--- START OF Task input ---

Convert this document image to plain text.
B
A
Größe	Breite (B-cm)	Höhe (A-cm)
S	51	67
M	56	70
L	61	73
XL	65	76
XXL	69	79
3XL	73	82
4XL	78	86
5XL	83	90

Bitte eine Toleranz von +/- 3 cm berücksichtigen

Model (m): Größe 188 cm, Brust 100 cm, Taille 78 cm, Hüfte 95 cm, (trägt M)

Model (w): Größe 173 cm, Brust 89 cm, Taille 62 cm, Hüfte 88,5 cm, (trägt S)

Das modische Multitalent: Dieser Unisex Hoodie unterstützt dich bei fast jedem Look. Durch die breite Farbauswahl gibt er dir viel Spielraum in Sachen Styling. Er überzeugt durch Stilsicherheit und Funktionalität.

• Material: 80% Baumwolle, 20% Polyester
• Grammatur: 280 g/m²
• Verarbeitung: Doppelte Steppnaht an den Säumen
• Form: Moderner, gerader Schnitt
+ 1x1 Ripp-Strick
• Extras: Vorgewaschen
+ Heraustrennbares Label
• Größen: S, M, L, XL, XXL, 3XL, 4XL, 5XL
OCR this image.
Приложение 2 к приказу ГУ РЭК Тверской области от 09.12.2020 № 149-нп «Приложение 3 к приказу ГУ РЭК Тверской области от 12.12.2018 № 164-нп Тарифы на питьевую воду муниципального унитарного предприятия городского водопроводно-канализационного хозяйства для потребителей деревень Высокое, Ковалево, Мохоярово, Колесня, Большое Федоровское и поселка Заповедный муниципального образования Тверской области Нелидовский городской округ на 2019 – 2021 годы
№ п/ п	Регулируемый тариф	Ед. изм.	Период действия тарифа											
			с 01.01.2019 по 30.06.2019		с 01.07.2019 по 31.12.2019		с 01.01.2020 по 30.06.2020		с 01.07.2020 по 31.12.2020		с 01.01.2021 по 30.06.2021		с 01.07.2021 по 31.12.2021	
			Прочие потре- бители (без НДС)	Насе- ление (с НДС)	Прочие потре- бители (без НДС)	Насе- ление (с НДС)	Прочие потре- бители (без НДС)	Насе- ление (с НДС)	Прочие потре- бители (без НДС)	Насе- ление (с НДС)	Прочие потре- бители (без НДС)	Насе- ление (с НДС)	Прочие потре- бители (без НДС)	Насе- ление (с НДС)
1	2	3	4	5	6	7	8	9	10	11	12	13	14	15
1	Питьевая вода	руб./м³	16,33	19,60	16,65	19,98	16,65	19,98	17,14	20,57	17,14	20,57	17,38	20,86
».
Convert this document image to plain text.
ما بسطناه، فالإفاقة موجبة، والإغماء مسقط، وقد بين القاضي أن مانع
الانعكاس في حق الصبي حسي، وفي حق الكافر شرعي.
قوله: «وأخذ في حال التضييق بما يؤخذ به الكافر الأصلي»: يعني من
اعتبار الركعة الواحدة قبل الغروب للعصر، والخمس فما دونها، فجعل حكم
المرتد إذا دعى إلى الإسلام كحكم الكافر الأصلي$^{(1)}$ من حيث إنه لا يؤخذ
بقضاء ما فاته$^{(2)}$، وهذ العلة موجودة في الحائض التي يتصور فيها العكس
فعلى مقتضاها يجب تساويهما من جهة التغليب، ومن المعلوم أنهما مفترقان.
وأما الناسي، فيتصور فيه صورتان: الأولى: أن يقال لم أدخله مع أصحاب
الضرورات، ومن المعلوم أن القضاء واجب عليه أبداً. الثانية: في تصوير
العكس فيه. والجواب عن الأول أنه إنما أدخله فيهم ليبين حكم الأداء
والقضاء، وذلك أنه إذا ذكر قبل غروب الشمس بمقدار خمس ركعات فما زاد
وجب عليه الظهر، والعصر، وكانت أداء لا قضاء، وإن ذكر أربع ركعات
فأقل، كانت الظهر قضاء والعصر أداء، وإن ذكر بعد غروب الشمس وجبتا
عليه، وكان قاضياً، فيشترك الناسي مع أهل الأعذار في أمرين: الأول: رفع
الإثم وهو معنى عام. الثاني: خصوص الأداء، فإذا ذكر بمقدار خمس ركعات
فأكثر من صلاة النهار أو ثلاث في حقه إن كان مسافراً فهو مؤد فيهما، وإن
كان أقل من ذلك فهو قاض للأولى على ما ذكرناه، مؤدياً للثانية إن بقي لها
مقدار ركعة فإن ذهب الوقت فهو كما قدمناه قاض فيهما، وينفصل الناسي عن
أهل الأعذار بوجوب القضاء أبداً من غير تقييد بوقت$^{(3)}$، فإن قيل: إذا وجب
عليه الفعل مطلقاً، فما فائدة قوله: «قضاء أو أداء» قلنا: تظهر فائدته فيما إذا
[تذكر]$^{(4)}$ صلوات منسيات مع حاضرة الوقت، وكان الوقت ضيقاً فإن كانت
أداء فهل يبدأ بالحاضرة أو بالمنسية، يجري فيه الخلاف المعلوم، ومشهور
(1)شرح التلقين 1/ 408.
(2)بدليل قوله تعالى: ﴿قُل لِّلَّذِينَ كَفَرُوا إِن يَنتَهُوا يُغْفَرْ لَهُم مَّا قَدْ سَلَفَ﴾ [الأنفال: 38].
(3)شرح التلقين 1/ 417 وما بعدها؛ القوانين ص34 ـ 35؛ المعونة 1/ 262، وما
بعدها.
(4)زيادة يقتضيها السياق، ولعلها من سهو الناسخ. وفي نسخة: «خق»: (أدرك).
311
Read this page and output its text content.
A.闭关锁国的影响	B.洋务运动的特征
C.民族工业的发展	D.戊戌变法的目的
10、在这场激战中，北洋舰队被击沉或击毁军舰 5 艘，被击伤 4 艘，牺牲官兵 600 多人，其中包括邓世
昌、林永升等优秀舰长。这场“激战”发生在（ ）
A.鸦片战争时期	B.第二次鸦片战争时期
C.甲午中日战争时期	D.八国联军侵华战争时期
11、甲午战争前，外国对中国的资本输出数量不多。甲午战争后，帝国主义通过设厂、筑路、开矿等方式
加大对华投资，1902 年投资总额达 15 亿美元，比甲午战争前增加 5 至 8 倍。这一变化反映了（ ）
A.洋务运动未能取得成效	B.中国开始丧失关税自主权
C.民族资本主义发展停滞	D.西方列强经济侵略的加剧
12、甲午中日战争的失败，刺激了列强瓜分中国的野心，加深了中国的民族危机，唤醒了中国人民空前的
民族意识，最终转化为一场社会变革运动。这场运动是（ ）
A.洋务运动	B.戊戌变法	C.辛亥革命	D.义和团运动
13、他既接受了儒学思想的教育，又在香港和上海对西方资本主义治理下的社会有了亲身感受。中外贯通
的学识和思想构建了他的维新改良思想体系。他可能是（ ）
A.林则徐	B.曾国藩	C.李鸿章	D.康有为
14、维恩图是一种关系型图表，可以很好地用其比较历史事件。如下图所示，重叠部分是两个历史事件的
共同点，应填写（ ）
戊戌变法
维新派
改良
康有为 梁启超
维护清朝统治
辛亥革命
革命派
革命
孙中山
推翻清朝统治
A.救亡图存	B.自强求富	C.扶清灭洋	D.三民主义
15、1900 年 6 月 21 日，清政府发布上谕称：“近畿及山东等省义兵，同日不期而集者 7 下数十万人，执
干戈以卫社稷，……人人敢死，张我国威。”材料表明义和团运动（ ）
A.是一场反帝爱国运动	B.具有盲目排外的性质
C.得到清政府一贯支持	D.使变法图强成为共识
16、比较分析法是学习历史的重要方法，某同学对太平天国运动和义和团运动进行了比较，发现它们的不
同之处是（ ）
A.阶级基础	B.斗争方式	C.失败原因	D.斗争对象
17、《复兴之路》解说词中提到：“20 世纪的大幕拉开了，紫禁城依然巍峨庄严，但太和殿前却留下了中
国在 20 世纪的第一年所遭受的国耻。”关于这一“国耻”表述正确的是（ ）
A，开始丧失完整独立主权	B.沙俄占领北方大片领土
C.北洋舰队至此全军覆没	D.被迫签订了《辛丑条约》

--- END OF Task input ---

Each line above that holds the string "أبدا" should be copied and shown.

→ **Reply**
الضرورات، ومن المعلوم أن القضاء واجب عليه أبداً. الثانية: في تصوير
أهل الأعذار بوجوب القضاء أبداً من غير تقييد بوقت$^{(3)}$، فإن قيل: إذا وجب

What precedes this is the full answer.